START Given information

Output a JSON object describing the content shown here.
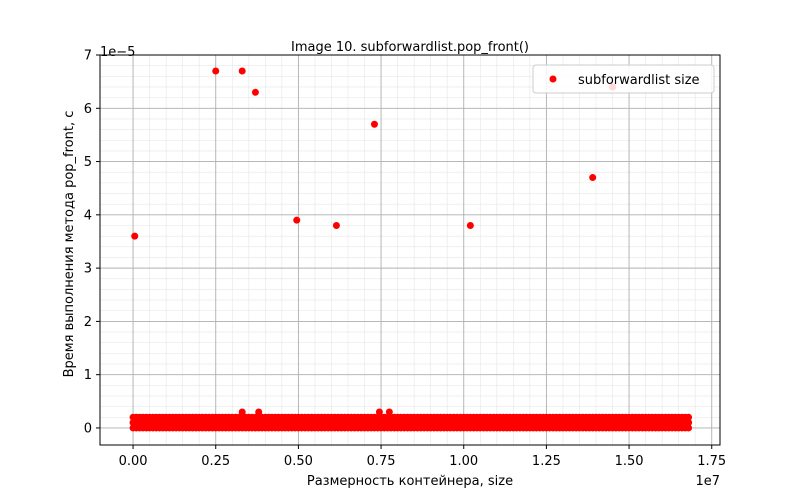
{
  "chart_data": {
    "type": "scatter",
    "title": "Image 10. subforwardlist.pop_front()",
    "xlabel": "Размерность контейнера, size",
    "ylabel": "Время выполнения метода pop_front, с",
    "x_offset_label": "1e7",
    "y_offset_label": "1e−5",
    "xlim": [
      -1000000,
      17750000
    ],
    "ylim": [
      -3.2e-06,
      7e-05
    ],
    "x_ticks": [
      0,
      2500000,
      5000000,
      7500000,
      10000000,
      12500000,
      15000000,
      17500000
    ],
    "x_tick_labels": [
      "0.00",
      "0.25",
      "0.50",
      "0.75",
      "1.00",
      "1.25",
      "1.50",
      "1.75"
    ],
    "y_ticks": [
      0,
      1e-05,
      2e-05,
      3e-05,
      4e-05,
      5e-05,
      6e-05,
      7e-05
    ],
    "y_tick_labels": [
      "0",
      "1",
      "2",
      "3",
      "4",
      "5",
      "6",
      "7"
    ],
    "grid": true,
    "minor_grid": true,
    "legend_position": "top-right",
    "series": [
      {
        "name": "subforwardlist size",
        "color": "#ff0000",
        "x": [
          50000,
          2500000,
          3300000,
          3700000,
          4950000,
          6150000,
          7300000,
          10200000,
          13900000,
          14500000,
          3300000,
          3800000,
          7450000,
          7750000
        ],
        "y": [
          3.6e-05,
          6.7e-05,
          6.7e-05,
          6.3e-05,
          3.9e-05,
          3.8e-05,
          5.7e-05,
          3.8e-05,
          4.7e-05,
          6.4e-05,
          3e-06,
          3e-06,
          3e-06,
          3e-06
        ]
      }
    ],
    "baseline_band": {
      "x_range": [
        0,
        16800000
      ],
      "step": 100000,
      "y_values": [
        0,
        1e-06,
        2e-06
      ]
    }
  }
}
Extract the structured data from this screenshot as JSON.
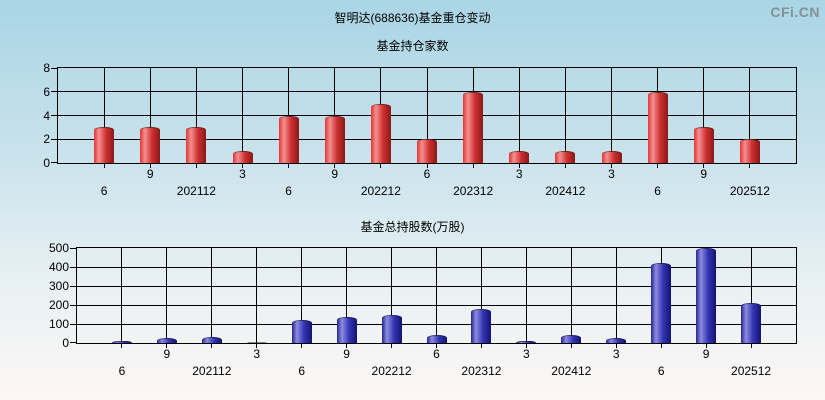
{
  "page": {
    "title": "智明达(688636)基金重仓变动",
    "watermark": "CFi.CN"
  },
  "chart_data": [
    {
      "type": "bar",
      "title": "基金持仓家数",
      "categories": [
        "6",
        "9",
        "202112",
        "3",
        "6",
        "9",
        "202212",
        "6",
        "202312",
        "3",
        "202412",
        "3",
        "6",
        "9",
        "202512"
      ],
      "values": [
        3,
        3,
        3,
        1,
        4,
        4,
        5,
        2,
        6,
        1,
        1,
        1,
        6,
        3,
        2
      ],
      "xlabel": "",
      "ylabel": "",
      "ylim": [
        0,
        8
      ],
      "yticks": [
        0,
        2,
        4,
        6,
        8
      ],
      "grid": true,
      "legend": false,
      "bar_style": "red-cylinder"
    },
    {
      "type": "bar",
      "title": "基金总持股数(万股)",
      "categories": [
        "6",
        "9",
        "202112",
        "3",
        "6",
        "9",
        "202212",
        "6",
        "202312",
        "3",
        "202412",
        "3",
        "6",
        "9",
        "202512"
      ],
      "values": [
        10,
        25,
        30,
        5,
        120,
        135,
        150,
        40,
        180,
        10,
        40,
        25,
        420,
        500,
        210
      ],
      "xlabel": "",
      "ylabel": "",
      "ylim": [
        0,
        500
      ],
      "yticks": [
        0,
        100,
        200,
        300,
        400,
        500
      ],
      "grid": true,
      "legend": false,
      "bar_style": "blue-cylinder"
    }
  ],
  "colors": {
    "background_gradient": [
      "#a9d5e5",
      "#c9e2ec",
      "#e9f1f3",
      "#fdf7f6"
    ],
    "grid": "#000000",
    "text": "#000000",
    "watermark": "#858f96",
    "bar_red_gradient": [
      "#e43535",
      "#f39090",
      "#cf3030",
      "#8a1818"
    ],
    "bar_blue_gradient": [
      "#26268f",
      "#8c8ce0",
      "#3434b4",
      "#131370"
    ]
  }
}
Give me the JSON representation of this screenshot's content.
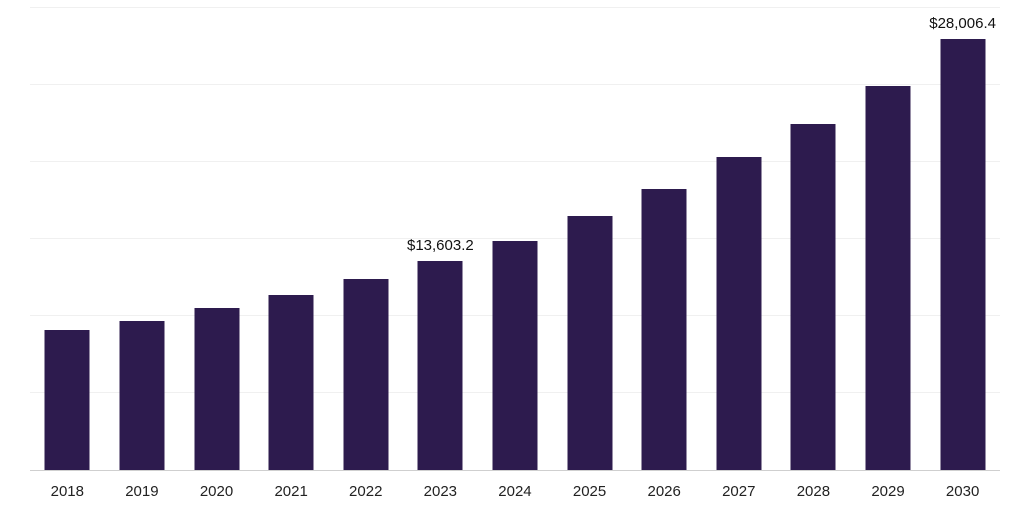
{
  "chart_data": {
    "type": "bar",
    "title": "",
    "xlabel": "",
    "ylabel": "",
    "categories": [
      "2018",
      "2019",
      "2020",
      "2021",
      "2022",
      "2023",
      "2024",
      "2025",
      "2026",
      "2027",
      "2028",
      "2029",
      "2030"
    ],
    "values": [
      9100,
      9700,
      10500,
      11350,
      12430,
      13603.2,
      14880,
      16470,
      18260,
      20300,
      22470,
      24960,
      28006.4
    ],
    "annotations": [
      {
        "category": "2023",
        "label": "$13,603.2"
      },
      {
        "category": "2030",
        "label": "$28,006.4"
      }
    ],
    "bar_color": "#2d1b4e",
    "ylim": [
      0,
      30000
    ],
    "gridline_step": 5000,
    "grid": true,
    "legend_position": "none"
  },
  "colors": {
    "background": "#ffffff",
    "gridline": "#f0f0f0",
    "axis_line": "#cfcfcf",
    "tick_label": "#222222",
    "data_label": "#111111"
  }
}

END Given information

*Problem to solve*:
Print all of the entries word for word. Omit the pictures they contain.

*Answer below*:
Output a JSON object describing the content shown here.
{
  "chart_data": {
    "type": "scatter",
    "title": "Image 10. subforwardlist.pop_front()",
    "xlabel": "Размерность контейнера, size",
    "ylabel": "Время выполнения метода pop_front, с",
    "x_offset_label": "1e7",
    "y_offset_label": "1e−5",
    "xlim": [
      -1000000,
      17750000
    ],
    "ylim": [
      -3.2e-06,
      7e-05
    ],
    "x_ticks": [
      0,
      2500000,
      5000000,
      7500000,
      10000000,
      12500000,
      15000000,
      17500000
    ],
    "x_tick_labels": [
      "0.00",
      "0.25",
      "0.50",
      "0.75",
      "1.00",
      "1.25",
      "1.50",
      "1.75"
    ],
    "y_ticks": [
      0,
      1e-05,
      2e-05,
      3e-05,
      4e-05,
      5e-05,
      6e-05,
      7e-05
    ],
    "y_tick_labels": [
      "0",
      "1",
      "2",
      "3",
      "4",
      "5",
      "6",
      "7"
    ],
    "grid": true,
    "minor_grid": true,
    "legend_position": "top-right",
    "series": [
      {
        "name": "subforwardlist size",
        "color": "#ff0000",
        "x": [
          50000,
          2500000,
          3300000,
          3700000,
          4950000,
          6150000,
          7300000,
          10200000,
          13900000,
          14500000,
          3300000,
          3800000,
          7450000,
          7750000
        ],
        "y": [
          3.6e-05,
          6.7e-05,
          6.7e-05,
          6.3e-05,
          3.9e-05,
          3.8e-05,
          5.7e-05,
          3.8e-05,
          4.7e-05,
          6.4e-05,
          3e-06,
          3e-06,
          3e-06,
          3e-06
        ]
      }
    ],
    "baseline_band": {
      "x_range": [
        0,
        16800000
      ],
      "step": 100000,
      "y_values": [
        0,
        1e-06,
        2e-06
      ]
    }
  }
}
Extract the structured data from this screenshot as JSON.
{
  "page": {
    "title": "智明达(688636)基金重仓变动",
    "watermark": "CFi.CN"
  },
  "chart_data": [
    {
      "type": "bar",
      "title": "基金持仓家数",
      "categories": [
        "6",
        "9",
        "202112",
        "3",
        "6",
        "9",
        "202212",
        "6",
        "202312",
        "3",
        "202412",
        "3",
        "6",
        "9",
        "202512"
      ],
      "values": [
        3,
        3,
        3,
        1,
        4,
        4,
        5,
        2,
        6,
        1,
        1,
        1,
        6,
        3,
        2
      ],
      "xlabel": "",
      "ylabel": "",
      "ylim": [
        0,
        8
      ],
      "yticks": [
        0,
        2,
        4,
        6,
        8
      ],
      "grid": true,
      "legend": false,
      "bar_style": "red-cylinder"
    },
    {
      "type": "bar",
      "title": "基金总持股数(万股)",
      "categories": [
        "6",
        "9",
        "202112",
        "3",
        "6",
        "9",
        "202212",
        "6",
        "202312",
        "3",
        "202412",
        "3",
        "6",
        "9",
        "202512"
      ],
      "values": [
        10,
        25,
        30,
        5,
        120,
        135,
        150,
        40,
        180,
        10,
        40,
        25,
        420,
        500,
        210
      ],
      "xlabel": "",
      "ylabel": "",
      "ylim": [
        0,
        500
      ],
      "yticks": [
        0,
        100,
        200,
        300,
        400,
        500
      ],
      "grid": true,
      "legend": false,
      "bar_style": "blue-cylinder"
    }
  ],
  "colors": {
    "background_gradient": [
      "#a9d5e5",
      "#c9e2ec",
      "#e9f1f3",
      "#fdf7f6"
    ],
    "grid": "#000000",
    "text": "#000000",
    "watermark": "#858f96",
    "bar_red_gradient": [
      "#e43535",
      "#f39090",
      "#cf3030",
      "#8a1818"
    ],
    "bar_blue_gradient": [
      "#26268f",
      "#8c8ce0",
      "#3434b4",
      "#131370"
    ]
  }
}
Give me the JSON representation of this screenshot's content.
{
  "chart_data": {
    "type": "bar",
    "title": "",
    "xlabel": "",
    "ylabel": "",
    "categories": [
      "2018",
      "2019",
      "2020",
      "2021",
      "2022",
      "2023",
      "2024",
      "2025",
      "2026",
      "2027",
      "2028",
      "2029",
      "2030"
    ],
    "values": [
      9100,
      9700,
      10500,
      11350,
      12430,
      13603.2,
      14880,
      16470,
      18260,
      20300,
      22470,
      24960,
      28006.4
    ],
    "annotations": [
      {
        "category": "2023",
        "label": "$13,603.2"
      },
      {
        "category": "2030",
        "label": "$28,006.4"
      }
    ],
    "bar_color": "#2d1b4e",
    "ylim": [
      0,
      30000
    ],
    "gridline_step": 5000,
    "grid": true,
    "legend_position": "none"
  },
  "colors": {
    "background": "#ffffff",
    "gridline": "#f0f0f0",
    "axis_line": "#cfcfcf",
    "tick_label": "#222222",
    "data_label": "#111111"
  }
}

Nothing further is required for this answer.